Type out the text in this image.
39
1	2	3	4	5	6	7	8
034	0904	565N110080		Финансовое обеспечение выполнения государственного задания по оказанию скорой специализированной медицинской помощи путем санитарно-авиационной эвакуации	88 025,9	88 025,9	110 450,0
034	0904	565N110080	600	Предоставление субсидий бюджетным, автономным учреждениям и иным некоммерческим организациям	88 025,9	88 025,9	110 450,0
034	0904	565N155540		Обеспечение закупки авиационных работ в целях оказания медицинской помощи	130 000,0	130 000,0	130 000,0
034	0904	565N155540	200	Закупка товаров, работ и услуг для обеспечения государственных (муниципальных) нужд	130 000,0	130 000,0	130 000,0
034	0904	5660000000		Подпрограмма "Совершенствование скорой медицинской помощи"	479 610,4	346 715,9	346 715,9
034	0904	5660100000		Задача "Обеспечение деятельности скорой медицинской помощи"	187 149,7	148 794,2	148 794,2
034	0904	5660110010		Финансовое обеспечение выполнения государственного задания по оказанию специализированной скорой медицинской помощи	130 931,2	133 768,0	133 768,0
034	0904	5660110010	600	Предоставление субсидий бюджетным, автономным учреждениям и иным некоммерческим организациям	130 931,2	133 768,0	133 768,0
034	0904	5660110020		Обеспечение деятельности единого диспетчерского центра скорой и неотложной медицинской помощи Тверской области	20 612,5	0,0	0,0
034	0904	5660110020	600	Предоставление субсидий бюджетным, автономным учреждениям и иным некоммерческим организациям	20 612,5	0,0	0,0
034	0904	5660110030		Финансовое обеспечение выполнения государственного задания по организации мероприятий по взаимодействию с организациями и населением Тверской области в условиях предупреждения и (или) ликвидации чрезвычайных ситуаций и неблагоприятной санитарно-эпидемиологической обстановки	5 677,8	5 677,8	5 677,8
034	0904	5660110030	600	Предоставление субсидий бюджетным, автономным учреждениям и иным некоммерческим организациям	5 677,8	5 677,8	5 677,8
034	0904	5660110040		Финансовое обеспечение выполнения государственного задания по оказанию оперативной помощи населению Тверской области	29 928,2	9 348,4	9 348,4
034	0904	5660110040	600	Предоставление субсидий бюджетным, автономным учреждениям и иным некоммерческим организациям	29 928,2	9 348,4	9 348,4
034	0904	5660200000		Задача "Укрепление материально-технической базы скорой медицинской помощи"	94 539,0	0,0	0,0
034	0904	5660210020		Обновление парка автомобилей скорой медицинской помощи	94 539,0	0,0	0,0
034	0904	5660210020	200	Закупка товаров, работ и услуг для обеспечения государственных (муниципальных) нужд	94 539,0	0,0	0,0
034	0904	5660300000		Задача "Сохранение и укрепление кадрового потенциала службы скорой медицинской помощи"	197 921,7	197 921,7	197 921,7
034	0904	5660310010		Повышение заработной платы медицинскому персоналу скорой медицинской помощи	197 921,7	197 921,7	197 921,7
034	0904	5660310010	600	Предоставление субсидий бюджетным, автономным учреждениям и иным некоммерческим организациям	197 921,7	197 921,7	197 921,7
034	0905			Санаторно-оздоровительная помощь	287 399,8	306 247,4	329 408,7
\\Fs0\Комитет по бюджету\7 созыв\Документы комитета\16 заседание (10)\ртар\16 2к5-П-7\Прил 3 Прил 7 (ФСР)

**PROMPT:** Quote the data above in full, changing nothing.

**OUTPUT OF THE TASK:**
Type out the text in this image.
39
1	2	3	4	5	6	7	8
034	0904	565N110080		Финансовое обеспечение выполнения государственного задания по оказанию скорой специализированной медицинской помощи путем санитарно-авиационной эвакуации	88 025,9	88 025,9	110 450,0
034	0904	565N110080	600	Предоставление субсидий бюджетным, автономным учреждениям и иным некоммерческим организациям	88 025,9	88 025,9	110 450,0
034	0904	565N155540		Обеспечение закупки авиационных работ в целях оказания медицинской помощи	130 000,0	130 000,0	130 000,0
034	0904	565N155540	200	Закупка товаров, работ и услуг для обеспечения государственных (муниципальных) нужд	130 000,0	130 000,0	130 000,0
034	0904	5660000000		Подпрограмма "Совершенствование скорой медицинской помощи"	479 610,4	346 715,9	346 715,9
034	0904	5660100000		Задача "Обеспечение деятельности скорой медицинской помощи"	187 149,7	148 794,2	148 794,2
034	0904	5660110010		Финансовое обеспечение выполнения государственного задания по оказанию специализированной скорой медицинской помощи	130 931,2	133 768,0	133 768,0
034	0904	5660110010	600	Предоставление субсидий бюджетным, автономным учреждениям и иным некоммерческим организациям	130 931,2	133 768,0	133 768,0
034	0904	5660110020		Обеспечение деятельности единого диспетчерского центра скорой и неотложной медицинской помощи Тверской области	20 612,5	0,0	0,0
034	0904	5660110020	600	Предоставление субсидий бюджетным, автономным учреждениям и иным некоммерческим организациям	20 612,5	0,0	0,0
034	0904	5660110030		Финансовое обеспечение выполнения государственного задания по организации мероприятий по взаимодействию с организациями и населением Тверской области в условиях предупреждения и (или) ликвидации чрезвычайных ситуаций и неблагоприятной санитарно-эпидемиологической обстановки	5 677,8	5 677,8	5 677,8
034	0904	5660110030	600	Предоставление субсидий бюджетным, автономным учреждениям и иным некоммерческим организациям	5 677,8	5 677,8	5 677,8
034	0904	5660110040		Финансовое обеспечение выполнения государственного задания по оказанию оперативной помощи населению Тверской области	29 928,2	9 348,4	9 348,4
034	0904	5660110040	600	Предоставление субсидий бюджетным, автономным учреждениям и иным некоммерческим организациям	29 928,2	9 348,4	9 348,4
034	0904	5660200000		Задача "Укрепление материально-технической базы скорой медицинской помощи"	94 539,0	0,0	0,0
034	0904	5660210020		Обновление парка автомобилей скорой медицинской помощи	94 539,0	0,0	0,0
034	0904	5660210020	200	Закупка товаров, работ и услуг для обеспечения государственных (муниципальных) нужд	94 539,0	0,0	0,0
034	0904	5660300000		Задача "Сохранение и укрепление кадрового потенциала службы скорой медицинской помощи"	197 921,7	197 921,7	197 921,7
034	0904	5660310010		Повышение заработной платы медицинскому персоналу скорой медицинской помощи	197 921,7	197 921,7	197 921,7
034	0904	5660310010	600	Предоставление субсидий бюджетным, автономным учреждениям и иным некоммерческим организациям	197 921,7	197 921,7	197 921,7
034	0905			Санаторно-оздоровительная помощь	287 399,8	306 247,4	329 408,7
\\Fs0\Комитет по бюджету\7 созыв\Документы комитета\16 заседание (10)\ртар\16 2к5-П-7\Прил 3 Прил 7 (ФСР)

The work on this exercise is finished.